• _Texte fourni_
┏━━

(RSF/IFEX) – Ci-dessous, un communiqué de presse de RSF : Dégradation de la liberté de la presse depuis l’élection de Ilham Aliev à la présidence A la lumière de la majorité des témoignages recueillis par Reporters sans frontières au cours d’une mission réalisée les 1er et 2 décembre 2003 à Bakou, la situation de la […]
(RSF/IFEX) – Ci-dessous, un communiqué de presse de RSF :
Dégradation de la liberté de la presse depuis l’élection de Ilham Aliev à la présidence
A la lumière de la majorité des témoignages recueillis par Reporters sans frontières au cours d’une mission réalisée les 1er et 2 décembre 2003 à Bakou, la situation de la liberté de la presse s’est dégradée depuis l’arrivée au pouvoir du nouveau Président, Ilham Aliev. Le 31 octobre 2003, ce dernier a officiellement succédé à son père Heydar Aliev, qui gouvernait le pays depuis 1993, au terme d’une élection qualifiée de « recul pour la démocratie » et jugée non conforme aux standards internationaux par les organisations européennes chargées de surveiller le scrutin.
L’élection présidentielle du 15 octobre et la période post-électorale ont catalysé de façon patente l’absence de pluralisme du secteur audiovisuel, les pressions multiformes que font peser les autorités sur la presse écrite d’opposition et indépendante ainsi que le non-respect des engagements pris par l’Azerbaïdjan en matière de liberté de la presse. Reporters sans frontières est particulièrement préoccupée par la détention de Rauf Arifoglu, le rédacteur en chef du quotidien d’opposition Yeni Musavat, et par les violences dont ont été victimes plusieurs dizaines de journalistes qui couvraient les manifestations des 15 et 16 octobre à Bakou.
L’organisation appelle Ilham Aliev à marquer au plus vite un tournant dans la politique des autorités vis-à-vis des médias et à engager des réformes qui faciliteront le développement d’une presse libre et indépendante.

┗━━

Listes de localisation des éléments:

┏━━

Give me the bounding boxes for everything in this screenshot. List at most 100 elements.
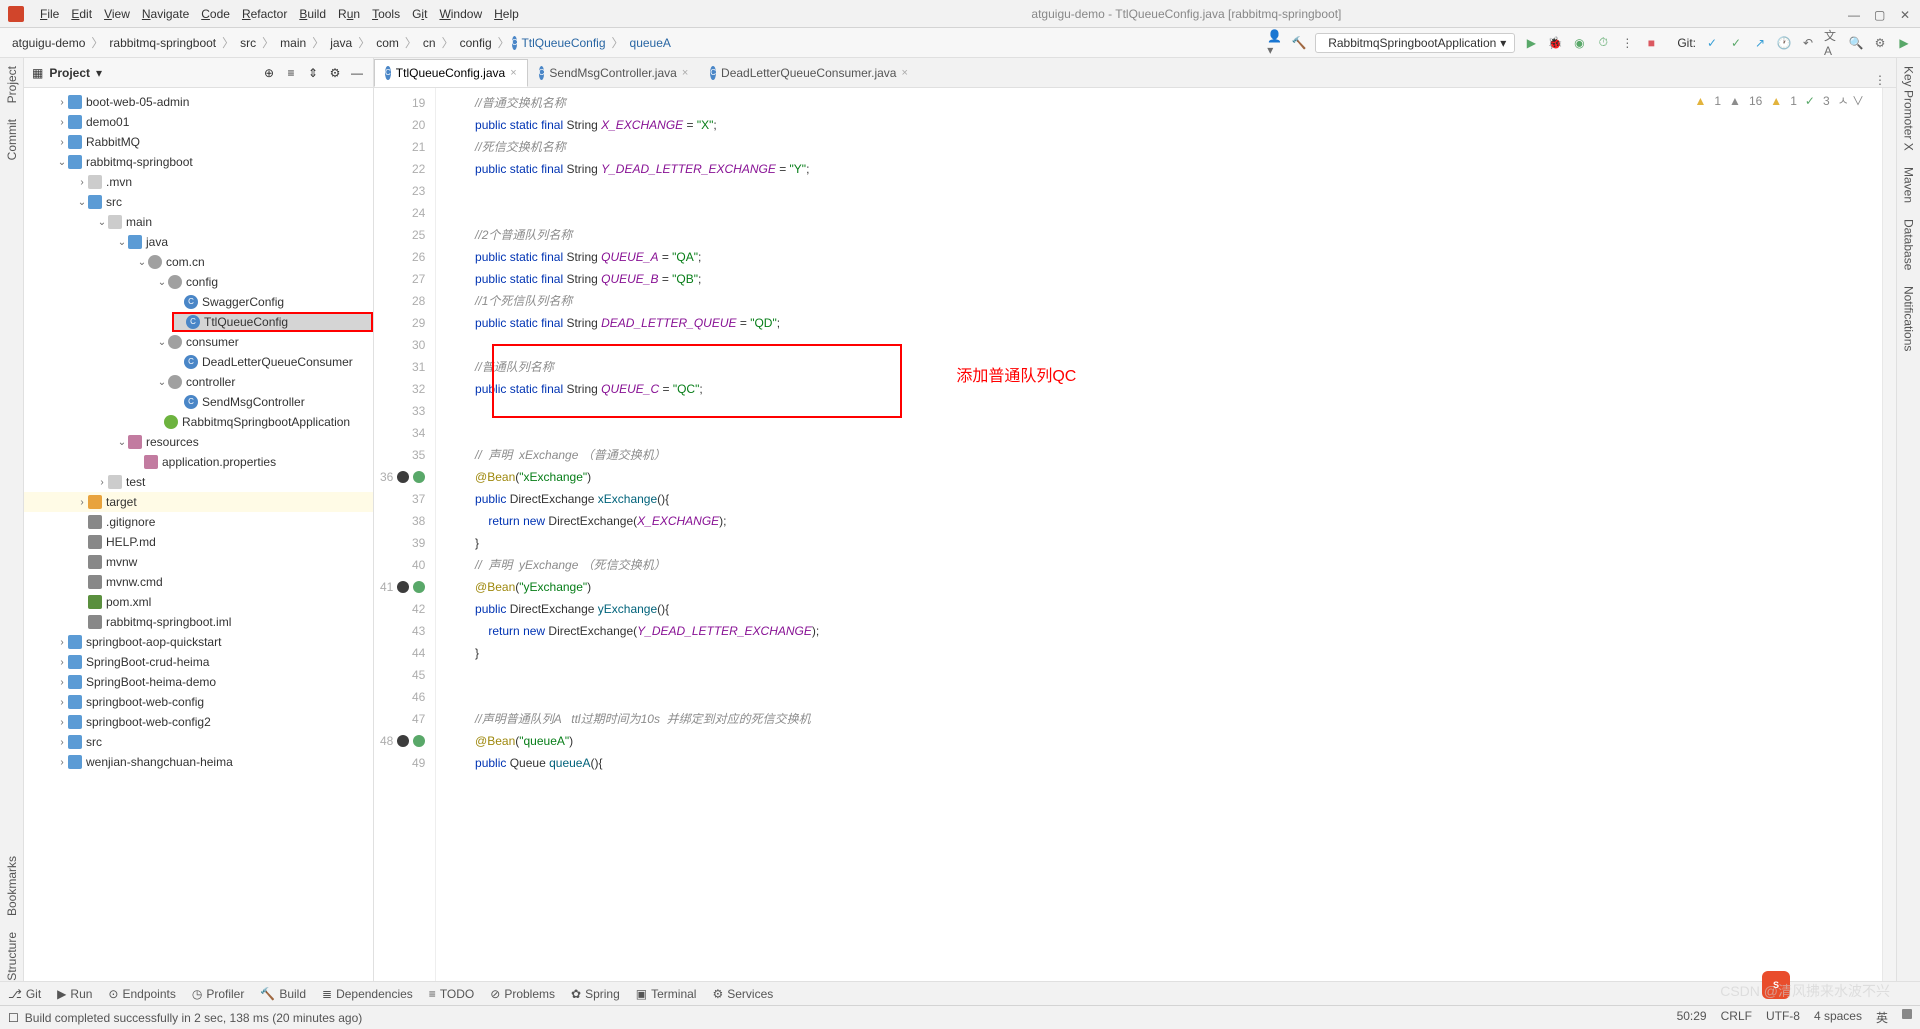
tree-item[interactable]: ›test (24, 472, 373, 492)
search-icon[interactable]: 🔍 (1848, 35, 1864, 51)
run-button[interactable]: ▶ (1523, 35, 1539, 51)
tree-item[interactable]: ›springboot-web-config (24, 692, 373, 712)
tool-commit[interactable]: Commit (5, 119, 19, 160)
gutter-icon[interactable] (397, 735, 409, 747)
tool-database[interactable]: Database (1902, 219, 1916, 270)
more-tabs-icon[interactable]: ⋮ (1864, 73, 1896, 87)
crumb-root[interactable]: atguigu-demo (8, 34, 89, 52)
menu-tools[interactable]: Tools (366, 7, 406, 21)
tool-profiler[interactable]: ◷ Profiler (192, 987, 245, 1001)
tree-item[interactable]: application.properties (24, 452, 373, 472)
run-configuration-selector[interactable]: RabbitmqSpringbootApplication ▾ (1315, 33, 1515, 53)
collapse-all-icon[interactable]: ⇕ (305, 65, 321, 81)
gutter-icon[interactable] (397, 581, 409, 593)
tree-item[interactable]: .gitignore (24, 512, 373, 532)
crumb-module[interactable]: rabbitmq-springboot (105, 34, 220, 52)
tool-problems[interactable]: ⊘ Problems (490, 987, 555, 1001)
git-rollback-icon[interactable]: ↶ (1800, 35, 1816, 51)
select-opened-icon[interactable]: ⊕ (261, 65, 277, 81)
gutter-icon[interactable] (413, 581, 425, 593)
tree-item[interactable]: ›boot-web-05-admin (24, 92, 373, 112)
tree-item[interactable]: ›springboot-aop-quickstart (24, 632, 373, 652)
git-history-icon[interactable]: 🕐 (1776, 35, 1792, 51)
tool-services[interactable]: ⚙ Services (712, 987, 773, 1001)
tree-item[interactable]: ⌄rabbitmq-springboot (24, 152, 373, 172)
ime-status[interactable]: 英 (1876, 1009, 1888, 1026)
tree-item[interactable]: HELP.md (24, 532, 373, 552)
stop-button[interactable]: ■ (1643, 35, 1659, 51)
settings-icon[interactable]: ⚙ (327, 65, 343, 81)
debug-button[interactable]: 🐞 (1547, 35, 1563, 51)
menu-view[interactable]: View (98, 7, 136, 21)
crumb-class[interactable]: TtlQueueConfig (517, 34, 609, 52)
git-commit-icon[interactable]: ✓ (1728, 35, 1744, 51)
menu-file[interactable]: File (34, 7, 65, 21)
tree-item[interactable]: ⌄resources (24, 432, 373, 452)
menu-git[interactable]: Git (406, 7, 433, 21)
crumb-config[interactable]: config (456, 34, 496, 52)
tree-item[interactable]: ⌄com.cn (24, 252, 373, 272)
menu-edit[interactable]: Edit (65, 7, 98, 21)
tree-item[interactable]: ⌄src (24, 192, 373, 212)
tool-run[interactable]: ▶ Run (57, 987, 92, 1001)
tree-item[interactable]: ›SpringBoot-crud-heima (24, 652, 373, 672)
tool-structure[interactable]: Structure (5, 932, 19, 981)
tool-dependencies[interactable]: ≣ Dependencies (322, 987, 413, 1001)
tree-item[interactable]: ›springboot-web-config2 (24, 712, 373, 732)
tree-item[interactable]: ›demo01 (24, 112, 373, 132)
project-tree[interactable]: ›boot-web-05-admin ›demo01 ›RabbitMQ ⌄ra… (24, 88, 373, 981)
tree-item-ttl-selected[interactable]: CTtlQueueConfig (172, 312, 373, 332)
crumb-main[interactable]: main (276, 34, 310, 52)
tree-item[interactable]: ⌄main (24, 212, 373, 232)
play-icon[interactable]: ▶ (1896, 35, 1912, 51)
menu-run[interactable]: Run (332, 7, 366, 21)
tree-item[interactable]: mvnw.cmd (24, 572, 373, 592)
minimize-button[interactable]: — (1848, 8, 1860, 20)
close-icon[interactable]: × (901, 67, 907, 79)
tree-item[interactable]: ⌄controller (24, 372, 373, 392)
crumb-java[interactable]: java (326, 34, 356, 52)
crumb-method[interactable]: queueA (626, 34, 675, 52)
git-push-icon[interactable]: ↗ (1752, 35, 1768, 51)
project-title[interactable]: Project (49, 66, 90, 80)
gutter-icon[interactable] (397, 471, 409, 483)
inspection-widget[interactable]: ▲1 ▲16 ▲1 ✓3 ㅅ ∨ (1694, 92, 1864, 109)
lock-icon[interactable] (1902, 1009, 1912, 1019)
expand-all-icon[interactable]: ≡ (283, 65, 299, 81)
encoding[interactable]: UTF-8 (1766, 1009, 1800, 1026)
tree-item-target[interactable]: ›target (24, 492, 373, 512)
close-button[interactable]: ✕ (1900, 8, 1912, 20)
close-icon[interactable]: × (510, 67, 516, 79)
menu-window[interactable]: Window (433, 7, 488, 21)
crumb-cn[interactable]: cn (419, 34, 440, 52)
crumb-com[interactable]: com (372, 34, 403, 52)
menu-build[interactable]: Build (293, 7, 332, 21)
tree-item[interactable]: ⌄java (24, 232, 373, 252)
close-icon[interactable]: × (682, 67, 688, 79)
tool-endpoints[interactable]: ⊙ Endpoints (108, 987, 175, 1001)
tool-notifications[interactable]: Notifications (1902, 286, 1916, 351)
tree-item[interactable]: ›wenjian-shangchuan-heima (24, 752, 373, 772)
git-update-icon[interactable]: ✓ (1704, 35, 1720, 51)
maximize-button[interactable]: ▢ (1874, 8, 1886, 20)
code-editor[interactable]: 19202122 23242526 27282930 31323334 35 3… (374, 88, 1896, 981)
tree-item[interactable]: ›.mvn (24, 172, 373, 192)
tool-build[interactable]: 🔨 Build (260, 987, 306, 1001)
caret-position[interactable]: 50:29 (1677, 1009, 1707, 1026)
tool-git[interactable]: ⎇ Git (8, 987, 41, 1001)
tool-terminal[interactable]: ▣ Terminal (636, 987, 697, 1001)
hide-icon[interactable]: — (349, 65, 365, 81)
settings-icon[interactable]: ⚙ (1872, 35, 1888, 51)
menu-refactor[interactable]: Refactor (236, 7, 293, 21)
tool-todo[interactable]: ≡ TODO (429, 987, 474, 1001)
coverage-button[interactable]: ◉ (1571, 35, 1587, 51)
translate-icon[interactable]: 文A (1824, 35, 1840, 51)
profile-button[interactable]: ⏱ (1595, 35, 1611, 51)
tree-item[interactable]: rabbitmq-springboot.iml (24, 612, 373, 632)
tab-sendmsg[interactable]: CSendMsgController.java× (528, 59, 700, 87)
crumb-src[interactable]: src (236, 34, 260, 52)
tool-maven[interactable]: Maven (1902, 167, 1916, 203)
tool-keypromoter[interactable]: Key Promoter X (1902, 66, 1916, 151)
tree-item[interactable]: CDeadLetterQueueConsumer (24, 352, 373, 372)
user-icon[interactable]: 👤▾ (1267, 35, 1283, 51)
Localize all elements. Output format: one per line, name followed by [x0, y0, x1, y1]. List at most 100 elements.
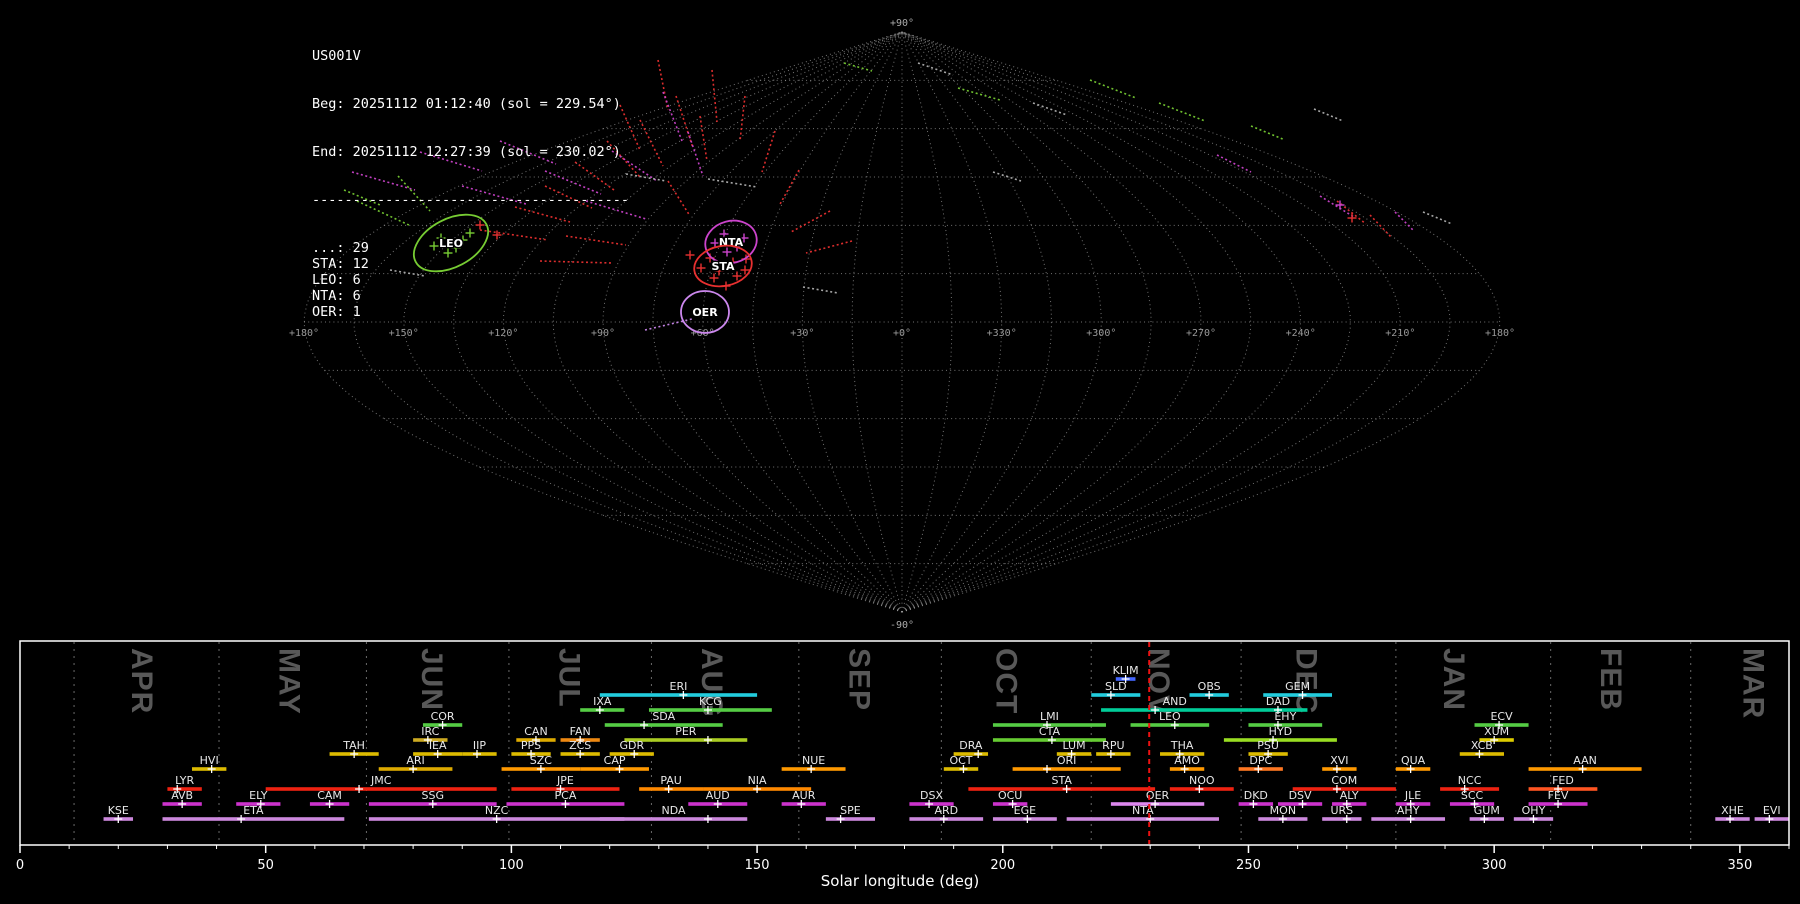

┗━━

• _Consignes_
(a) Quelles personnes sont nommées dans le communiqué sur la liberté de la presse en Azerbaïdjan ?
(b) Recopiez le passage du communiqué sur la liberté de la presse en Azerbaïdjan qui commence par "L’élection présidentielle du" et se poursuit jusqu'à "libre et indépendante.".
(c) Prolongez le communiqué sur la liberté de la presse en Azerbaïdjan à partir de sa dernière phrase.
Les enregistrements ne servent à rien pour ce travail.

• _Réponses_
(a) Ilham Aliev, Heydar Aliev, Rauf Arifoglu

(b)
L’élection présidentielle du 15 octobre et la période post-électorale ont catalysé de façon patente l’absence de pluralisme du secteur audiovisuel, les pressions multiformes que font peser les autorités sur la presse écrite d’opposition et indépendante ainsi que le non-respect des engagements pris par l’Azerbaïdjan en matière de liberté de la presse. Reporters sans frontières est particulièrement préoccupée par la détention de Rauf Arifoglu, le rédacteur en chef du quotidien d’opposition Yeni Musavat, et par les violences dont ont été victimes plusieurs dizaines de journalistes qui couvraient les manifestations des 15 et 16 octobre à Bakou.
L’organisation appelle Ilham Aliev à marquer au plus vite un tournant dans la politique des autorités vis-à-vis des médias et à engager des réformes qui faciliteront le développement d’une presse libre et indépendante.

(c)
La mission a réalisé des entretiens avec des représentants de la presse progouvernementale et d’opposition, des organisations de journalistes et des diplomates. Elle a pu rendre visite à Rauf Arifoglu, détenu depuis le 27 octobre à la prison de Bailov à Bakou. Reporters sans frontières a également rencontré le responsable des médias de l’administration présidentielle, Ali Hasanov, le ministre de l’Intérieur, Ramil Ussubov, et le procureur général adjoint, Ramiz Rzayev.
Des journalistes dans la tourmente de l’élection
Dans la soirée du 15 octobre, jour de l’élection présidentielle, plusieurs milliers de personnes se sont rassemblées à Bakou devant les locaux du parti d’opposition Musavat. De violents affrontements ont éclaté entre les manifestants – pour la plupart des militants de l’opposition qui contestaient les résultats de l’élection – et les forces de l’ordre. Le lendemain, les affrontements se sont poursuivis sur la place Azadliq à Bakou, faisant un mort et plus de cent blessés. Environ six cent personnes ont été arrêtées et, à ce jour, cent sept personnes sont toujours détenues et mises en examen. D’après des statistiques réalisées par le Comité de protection des journalistes RUH, cinquante-quatre journalistes ont subi des violences et seize d’entre eux ont été interpellés à l’issue de ces deux journées. La majorité des journalistes interpellés ont été libérés le 22 octobre après avoir été condamnés à quelques jours de prison pour « trouble à l’ordre public ».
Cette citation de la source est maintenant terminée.